* _GIVEN REQUEST_: Tally the lines below that contain "cargos". The number is the whole answer.

----

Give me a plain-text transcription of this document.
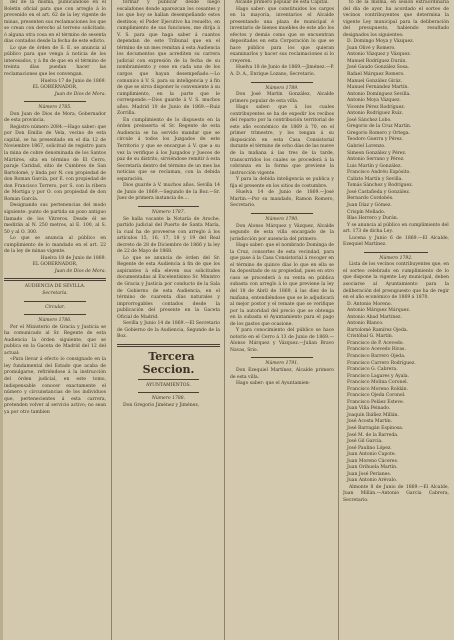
del de la misma, publicándose en el Boletin oficial para que con arreglo á lo prevenido en el art. 62 de la ley vigente de minas, presenten sus reclamaciones los que se crean con derecho al terreno solicitado, ó alguna otra cosa en el término de sesenta días contados desde la fecha de este edicto.

Lo que de órden de S. E. se anuncia al público para que venga á noticia de los interesados, y á fin de que en el término de treinta días puedan hacer las reclamaciones que les convengan.

Huelva 17 de Junio de 1869.

EL GOBERNADOR,

Juan de Dios de Mora.

Número 1785.

Don Juan de Dios de Mora, Gobernador de esta provincia.

Registro número 2084.—Hago saber: que por Don Emilio de Vela, vecino de esta capital, se ha presentado en el dia 12 de Noviembre 1867, solicitud de registro para la mina de cobre denominada de los Santos Mártires, sita en término de El Cerro, paraje Caridad, sitio de Cumbres de San Bartolomé, y linda por N. con propiedad de don Roman García, por E. con propiedad de don Francisco Torrero, por S. con la ribera de Mortiga y por O. con propiedad de don Roman García.

Designando sus pertenencias del modo siguiente: punto de partida un pozo antiguo llamado de los Vitreros. Desde él se medirán al N. 250 metros, al E. 100, al S. 50 y al O. 300.

Lo que se anuncia al público en cumplimiento de lo mandado en el art. 22 de la ley de minas vigente.

Huelva 18 de Junio de 1869.

EL GOBERNADOR,

Juan de Dios de Mora.

AUDIENCIA DE SEVILLA.

Secretaría.

Circular.

Número 1786.

Por el Ministerio de Gracia y Justicia se ha comunicado al Sr. Regente de esta Audiencia la órden siguiente, que se publica en la Gaceta de Madrid del 12 del actual:

«Para llevar á efecto lo consignado en la ley fundamental del Estado que acaba de promulgarse, refiriéndose á la instrucción del órden judicial, en este tomo, indispensable conocer exactamente el número y circunstancias de los individuos que, pertenecientes á esta carrera, pretenden volver al servicio activo; no sean ya por otro tambien

formar y publicar desde luego escalafones donde aparezcan los cesantes y los que hoy se hallan desempeñando estos destinos; el Poder Ejecutivo ha resuelto, en cumplimiento de sus funciones, me dirija á V. S. para que haga saber á cuantos dependan de este Tribunal que en el término de un mes remitan á esta Audiencia los documentos que acrediten su carrera judicial con expresión de la fecha de su nombramiento y cese en cada uno de los cargos que hayan desempeñado.—Lo comunico á V. S. para su inteligencia y á fin de que se sirva disponer lo conveniente á su cumplimiento, en la parte que le corresponde.—Dios guarde á V. S. muchos años. Madrid 10 de Junio de 1869.—Ruiz Zorrilla.

En cumplimiento de lo dispuesto en la órden preinserta el Sr. Regente de esta Audiencia se ha servido mandar que se circule á todos los Juzgados de este Territorio y que se encargue á V. que a su vez la verifique á los Juzgados y Jueces de paz de su distrito, sirviéndose remitir á esta Secretaría dentro del término de un mes las noticias que se reclaman, con la debida separación.

Dios guarde á V. muchos años. Sevilla 14 de Junio de 1869.—Segundo de la Boz.—Sr. Juez de primera instancia de....

Número 1787.

Se halla vacante la Notaría de Aroche, partido judicial del Puerto de Santa María, la cual ha de proveerse con arreglo á los artículos 15, 16, 17, 18 y 19 del Real decreto de 28 de Diciembre de 1866 y la ley de 22 de Mayo de 1868.

Lo que se anuncia de órden del Sr. Regente de esta Audiencia á fin de que los aspirantes á ella eleven sus solicitudes documentadas al Excelentísimo Sr. Ministro de Gracia y Justicia por conducto de la Sala de Gobierno de esta Audiencia, en el término de cuarenta días naturales y improrrogables contados desde la publicación del presente en la Gaceta Oficial de Madrid.

Sevilla y Junio 14 de 1869.—El Secretario de Gobierno de la Audiencia, Segundo de la Boz.

Tercera Seccion.

AYUNTAMIENTOS.

Número 1788.

Don Gregorio Jiménez y Jiménez,

Alcalde primero popular de esta Capital.

Hago saber: que constituidos los cargos en la mayoría, inventarios el Alcalde presentando una plaza de municipal é inventario de bienes muebles de este año los efectos y demás como que se encuentran depositados en esta Corporación lo que se hace público para los que quieran examinarlos y hacer sus reclamaciones si lo creyeren.

Huelva 18 de Junio de 1869.—Jiménez.—P. A. D. A., Enrique Lozano, Secretario.

Número 1789.

Don José Martin González, Alcalde primero popular de esta villa.

Hago saber: que á los cuales contribuyentes se ha de expedir los recibos del reparto por la contribución territorial de este año económico de 1869 á 70, en el primer trimestre, y los tengan á su disposición en esta Casa Consistorial durante el término de ocho días de las nueve de la mañana á las tres de la tarde, transcurridos los cuales se procederá á la cobranza en la forma que previene la instrucción vigente.

Y para la debida inteligencia se publica y fija el presente en los sitios de costumbre.

Huelva 14 de Junio de 1869.—José Martin.—Por su mandado, Ramon Romero, Secretario.

Número 1790.

Don Alonso Márquez y Vázquez, Alcalde segundo de esta villa encargado de la jurisdicción por ausencia del primero.

Hago saber: que el nombrado Dominga de la Cruz, consortes de esta vecindad, para que pase á la Casa Consistorial á recoger en el término de quince días lo que en ella se ha depositado de su propiedad, pues en otro caso se procederá á su venta en pública subasta con arreglo á lo que previene la ley del 18 de Abril de 1869, á las diez de la mañana, entendiéndose que se le adjudicará al mejor postor y el remate que se verifique por la autoridad del precio que se obtenga en la subasta el Ayuntamiento para el pago de los gastos que ocasione.

Y para conocimiento del público se hace notorio en el Cerro á 13 de Junio de 1869.—Alonso Márquez y Vázquez.—Julian Bravo Navas, Srio.

Número 1791.

Don Ezequiel Martínez, Alcalde primero de esta villa.

Hago saber: que el Ayuntamien-

to de la misma, en sesión extraordinaria del día de ayer, ha acordado el sorteo de vecinos contribuyentes que determina la vigente Ley municipal para la deliberación del presupuesto, habiendo resultado designados los siguientes:

D. Domingo Moya y Vázquez.

Juan Olivé y Romero.

Antonio Vázquez y Vázquez.

Manuel Rodríguez Durán.

José Gaudo González Sosa.

Rafael Márquez Romero.

Manuel González Giráz.

Manuel Fernández Martín.

Antonio Domínguez Sevilla.

Antonio Moya Vázquez.

Vicente Pérez Rodríguez.

Antonio Rodríguez Ruíz.

José Sánchez Lobo.

Gregorio de la Cruz Martín.

Gregorio Romero y Ortega.

Teodoro Guerra y Pérez.

Gabriel Lorenzo.

Simeon González y Pérez.

Antonio Serrano y Pérez.

Luis Martín y González.

Francisco Andréu Expósito.

Calixto Martín y Sevilla.

Tomás Sánchez y Rodríguez.

José Castañeda y González.

Bernardo Cordobés.

Juan Díaz y Gómez.

Crispín Mellado.

Blas Herrero y Durán.

Y se anuncia al público en cumplimiento del art. 173 de dicha Ley.

Lucena y Junio 6 de 1869.—El Alcalde, Ezequiel Martínez.

Número 1792.

Lista de los vecinos contribuyentes que, en el sorteo celebrado en cumplimiento de lo que dispone la vigente Ley municipal, deben asociarse al Ayuntamiento para la deliberación del presupuesto que ha de regir en el año económico de 1869 á 1870.

D. Antonio Moreno.

Antonio Márquez Márquez.

Antonio Abad Martínez.

Antonio Blanco.

Bartolomé Ramírez Ojeda.

Cristóbal G. Martín.

Francisco de P. Acevedo.

Francisco Acevedo Rivas.

Francisco Barrero Ojeda.

Francisco Carrero Rodríguez.

Francisco G. Cabrera.

Francisco Lagares y Ayala.

Francisco Molina Coronel.

Francisco Moreno Roldán.

Francisco Ojeda Coronel.

Francisco Peláez Esteve.

Juan Viña Peinado.

Joaquín Ibáñez Millán.

José Acosta Martín.

José Barragán Espinosa.

José M. de la Barreda.

José Gil García.

José Paulino López.

Juan Antonio Capote.

Juan Moreno Cáceres.

Juan Orihuela Martín.

Juan José Perianes.

Juan Antonio Arévalo.

Almonte 8 de Junio de 1869.—El Alcalde, Juan Millán.—Antonio García Cabrera, Secretario.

----

* _RESULT OF THE EXERCISE_: 2